Requirement A -
Answer these questions from the passage on multi-core processors:
(i) What clock speed did Intel imagine its processors would reach by 2010?
(ii) Since which version of OS X have POSIX threads been available on the Mac?
(iii) To which languages does Grand Central Dispatch add semantic and syntactic extensions?

Source extract -
At the beginning of the decade, Intel (s intc) was imagining that by 2010 it would have processors with over 1 billion transistors running at a clock speed of 20GHz. As we move into the second half of 2009, the reality is that we will soon have 3GHz mobile chips with four cores on them and 2010 will likely see 4GHz desktop chips with six and eight cores. Ultra-fast processors running at clock speeds over 4GHz have just been too expensive to power — and to cool off. So the other solution is to have more processors.
These new processors, based on the Nehalem architecture, or the Westmere 32nm process that will follow, will also feature simultaneous multithreading (what Intel calls “hyperthreading”) to allow for two threads to be executed on a single core. So instead of a superfast 20GHz chip, you could have a Mac Pro in 2010 with 16 cores capable of executing 32 simultaneous threads. Apple is preparing for this massively multi-core future with features in Snow Leopard (Mac OS X 10.6) that can take full advantage of all this raw power.
Time for Software to Catch Up
The introduction of dual-core systems was a brilliant success. Even code that was not built or optimized for multiple cores would run at least a little faster because the OS would use the second core, leaving more processing power available to the foreground app. The dual-core systems were noticeably more responsive to the user, and we loved them for this feeling of instant power at our fingertips. Quad-core and 8-core systems have been confined to the Mac Pro line, partly for cost, but also partially because the average user does not have software that can really take advantage of all those cores. Many people would be disappointed to learn that their quad-core iMac did not really seem any faster. Software applications, like Photoshop and Final Cut Pro, were designed by teams with significant engineering resources so that they could take advantage of a system with four or eight cores, and even then certain operations will still bottleneck the application.
What Have We Been Doing?
Multithreaded programming is not new on the Mac. We have had POSIX threads, or pthreads, (and NSThread on top of that) since OS X 10.0. The Mac has a scheduler that is multi-processor aware and can assign processes and threads to available CPUs as needed.
There are two ways that software benefits from concurrency (running multiple software tasks simultaneously). The first is to keep certain parts of the software, say the user interface for a financial management app, responsive while waiting for another task that is being processed, say downloading some stock quote data from the Internet in the background. The second opportunity is to design a function that can be parallelized, or split up into smaller chunks, like encoding a video by splitting it into sections that can each be encoded by a different CPU or core. The responsiveness of the app, and the performance of a parallelized function, are great for the end user. However, each developer is still responsible for managing the threads in the application and designing algorithms and functions for atomicity, parallelization and re-entrancy while avoiding deadlocks, resource starvation, deadly embrace, and so on. Concurrency is a challenging endeavor.
So Why Do We Need Grand Central Dispatch?
Grand Central Dispatch (PDF) is a new technology that will be available in Snow Leopard that helps developers more easily write software for multi-core systems. It does not make multi-threading automatic, or write thread-safe code for you, but it does add semantic and syntactic extensions to C, C++, and Objective-C to make code more readable and better organized with hooks into tools to analyze the multi-threaded performance of an application. Developer still have to do the hard conceptual work around figuring out concurrency in their application, but the implementation of those ideas is cleaner.
How Does Grand Central Dispatch Work?

The records -

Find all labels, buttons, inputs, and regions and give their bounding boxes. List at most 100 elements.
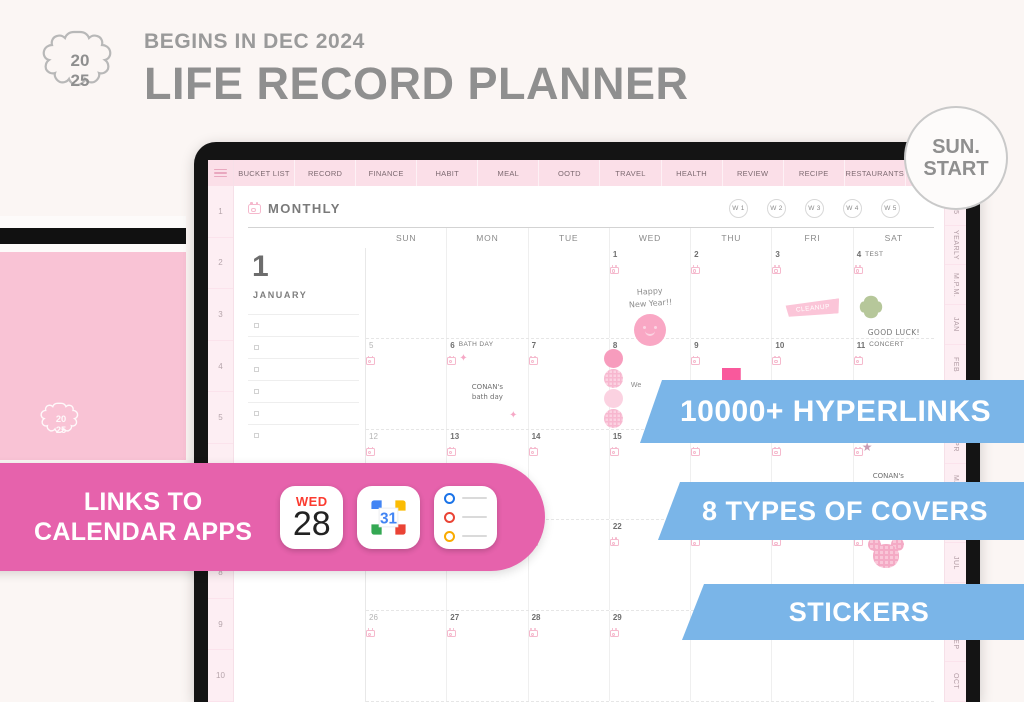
- calendar-day-cell[interactable]: 2: [691, 248, 773, 338]
- month-rail-item[interactable]: JUL: [945, 543, 966, 583]
- tab-health[interactable]: HEALTH: [662, 160, 723, 186]
- calendar-day-cell[interactable]: 28: [528, 611, 610, 701]
- todo-row[interactable]: [248, 314, 359, 336]
- day-calendar-link-icon[interactable]: [609, 628, 619, 638]
- top-tab-bar[interactable]: BUCKET LIST RECORD FINANCE HABIT MEAL OOTD TRA…: [234, 160, 966, 186]
- calendar-day-cell[interactable]: [529, 248, 610, 338]
- day-calendar-link-icon[interactable]: [528, 628, 538, 638]
- day-number: 15: [612, 431, 622, 441]
- sparkle-icon: ✦: [509, 409, 518, 421]
- page-rail-item[interactable]: 9: [208, 599, 233, 651]
- day-calendar-link-icon[interactable]: [772, 355, 782, 365]
- todo-checkbox[interactable]: [254, 433, 259, 438]
- apple-calendar-icon[interactable]: WED 28: [280, 485, 344, 549]
- day-calendar-link-icon[interactable]: [609, 537, 619, 547]
- calendar-icon: [248, 201, 261, 215]
- day-calendar-link-icon[interactable]: [447, 355, 457, 365]
- day-calendar-link-icon[interactable]: [366, 628, 375, 638]
- day-event-label: TEST: [865, 250, 884, 258]
- day-header-thu: THU: [691, 228, 773, 248]
- day-calendar-link-icon[interactable]: [853, 355, 863, 365]
- week-button[interactable]: W 1: [729, 198, 748, 218]
- week-button[interactable]: W 5: [881, 198, 900, 218]
- tab-restaurants[interactable]: RESTAURANTS: [845, 160, 906, 186]
- page-rail-item[interactable]: 1: [208, 186, 233, 238]
- todo-checkbox[interactable]: [254, 389, 259, 394]
- day-number: 4: [856, 250, 862, 259]
- calendar-day-cell[interactable]: 6 BATH DAY ✦ CONAN's bath day ✦: [447, 338, 529, 429]
- page-rail-item[interactable]: 5: [208, 392, 233, 444]
- day-calendar-link-icon[interactable]: [609, 265, 619, 274]
- day-header-sun: SUN: [366, 228, 448, 248]
- calendar-apps-line2: CALENDAR APPS: [34, 518, 253, 546]
- day-calendar-link-icon[interactable]: [691, 355, 701, 365]
- calendar-day-cell[interactable]: [366, 248, 448, 338]
- day-calendar-link-icon[interactable]: [528, 446, 538, 456]
- todo-checkbox[interactable]: [254, 367, 259, 372]
- hamburger-menu-icon[interactable]: [208, 160, 233, 186]
- day-calendar-link-icon[interactable]: [447, 628, 457, 638]
- day-calendar-link-icon[interactable]: [366, 446, 375, 456]
- week-button[interactable]: W 2: [767, 198, 786, 218]
- day-calendar-link-icon[interactable]: [609, 446, 619, 456]
- day-calendar-link-icon[interactable]: [772, 265, 782, 274]
- week-button[interactable]: W 4: [843, 198, 862, 218]
- page-rail-item[interactable]: 10: [208, 650, 233, 702]
- todo-row[interactable]: [248, 380, 359, 402]
- day-calendar-link-icon[interactable]: [528, 355, 538, 365]
- calendar-day-cell[interactable]: 5: [366, 338, 448, 429]
- tab-meal[interactable]: MEAL: [478, 160, 540, 186]
- week-button[interactable]: W 3: [805, 198, 824, 218]
- dot-column: [603, 348, 623, 428]
- todo-row[interactable]: [248, 358, 359, 380]
- todo-checkbox[interactable]: [254, 411, 259, 416]
- calendar-day-cell[interactable]: 4 TEST GOOD LUCK!: [853, 248, 934, 338]
- month-rail-item[interactable]: JAN: [945, 305, 966, 345]
- calendar-day-cell[interactable]: 29: [609, 611, 692, 701]
- day-calendar-link-icon[interactable]: [447, 446, 457, 456]
- calendar-day-cell[interactable]: 27: [447, 611, 529, 701]
- calendar-day-cell[interactable]: 7: [528, 338, 610, 429]
- month-rail-item[interactable]: OCT: [945, 662, 966, 702]
- tab-ootd[interactable]: OOTD: [539, 160, 601, 186]
- day-calendar-link-icon[interactable]: [366, 355, 375, 365]
- apple-reminders-icon[interactable]: [434, 485, 498, 549]
- tab-habit[interactable]: HABIT: [417, 160, 479, 186]
- page-rail-item[interactable]: 2: [208, 238, 233, 290]
- day-calendar-link-icon[interactable]: [691, 446, 701, 456]
- day-number: 28: [531, 613, 541, 623]
- calendar-day-cell[interactable]: [447, 248, 529, 338]
- tab-recipe[interactable]: RECIPE: [784, 160, 845, 186]
- month-rail-item[interactable]: YEARLY: [945, 226, 966, 266]
- svg-text:25: 25: [56, 425, 66, 435]
- tab-review[interactable]: REVIEW: [723, 160, 784, 186]
- feature-banner-hyperlinks: 10000+ HYPERLINKS: [640, 380, 1024, 443]
- bear-icon: [867, 538, 904, 571]
- calendar-day-cell[interactable]: 26: [366, 611, 448, 701]
- calendar-day-cell[interactable]: 3 CLEANUP: [772, 248, 854, 338]
- day-calendar-link-icon[interactable]: [691, 265, 701, 274]
- day-calendar-link-icon[interactable]: [853, 265, 863, 274]
- calendar-day-cell[interactable]: 1 Happy New Year!!: [609, 248, 692, 347]
- todo-row[interactable]: [248, 424, 359, 446]
- month-rail-item[interactable]: FEB: [945, 345, 966, 385]
- page-rail-item[interactable]: 4: [208, 341, 233, 393]
- todo-row[interactable]: [248, 402, 359, 424]
- week-selector[interactable]: W 1 W 2 W 3 W 4 W 5: [729, 198, 934, 218]
- day-number: 12: [369, 431, 378, 441]
- dot-checkered: [603, 408, 623, 428]
- tab-bucket-list[interactable]: BUCKET LIST: [234, 160, 296, 186]
- todo-checkbox[interactable]: [254, 323, 259, 328]
- todo-checkbox[interactable]: [254, 345, 259, 350]
- page-rail-item[interactable]: 3: [208, 289, 233, 341]
- logo-year-bottom: 25: [71, 71, 90, 90]
- calendar-apps-banner: LINKS TO CALENDAR APPS WED 28 31: [0, 463, 545, 571]
- todo-row[interactable]: [248, 336, 359, 358]
- tab-travel[interactable]: TRAVEL: [600, 160, 662, 186]
- tab-finance[interactable]: FINANCE: [356, 160, 418, 186]
- tab-record[interactable]: RECORD: [295, 160, 357, 186]
- month-rail-item[interactable]: M.P.M.: [945, 265, 966, 306]
- google-calendar-icon[interactable]: 31: [357, 485, 421, 549]
- day-calendar-link-icon[interactable]: [772, 446, 782, 456]
- month-name: JANUARY: [253, 290, 308, 300]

Requirement B -
Reproduce the stretch of the records from the line that contains "- calendar-day-cell[interactable]: 2: [691, 248, 773, 338]" through the line that contains "- day-number: 4: [856, 250, 862, 259]", both ends included, with no change.

Written solution A -
(i) 20GHz
(ii) OS X 10.0
(iii) C, C++, and Objective-C

Written solution B -
- calendar-day-cell[interactable]: 2: [691, 248, 773, 338]
- month-rail-item[interactable]: JUL: [945, 543, 966, 583]
- tab-health[interactable]: HEALTH: [662, 160, 723, 186]
- calendar-day-cell[interactable]: 28: [528, 611, 610, 701]
- todo-row[interactable]: [248, 314, 359, 336]
- day-calendar-link-icon[interactable]: [609, 628, 619, 638]
- top-tab-bar[interactable]: BUCKET LIST RECORD FINANCE HABIT MEAL OOTD TRA…: [234, 160, 966, 186]
- calendar-day-cell[interactable]: [529, 248, 610, 338]
- day-calendar-link-icon[interactable]: [528, 628, 538, 638]
- day-number: 15: [612, 431, 622, 441]
- sparkle-icon: ✦: [509, 409, 518, 421]
- page-rail-item[interactable]: 9: [208, 599, 233, 651]
- day-calendar-link-icon[interactable]: [772, 355, 782, 365]
- todo-checkbox[interactable]: [254, 433, 259, 438]
- apple-calendar-icon[interactable]: WED 28: [280, 485, 344, 549]
- day-calendar-link-icon[interactable]: [609, 537, 619, 547]
- calendar-icon: [248, 201, 261, 215]
- day-calendar-link-icon[interactable]: [447, 355, 457, 365]
- day-calendar-link-icon[interactable]: [366, 628, 375, 638]
- day-event-label: TEST: [865, 250, 884, 258]
- day-header-thu: THU: [691, 228, 773, 248]
- day-calendar-link-icon[interactable]: [853, 355, 863, 365]
- week-button[interactable]: W 1: [729, 198, 748, 218]
- week-button[interactable]: W 5: [881, 198, 900, 218]
- tab-restaurants[interactable]: RESTAURANTS: [845, 160, 906, 186]
- page-rail-item[interactable]: 1: [208, 186, 233, 238]
- todo-checkbox[interactable]: [254, 389, 259, 394]
- day-number: 4: [856, 250, 862, 259]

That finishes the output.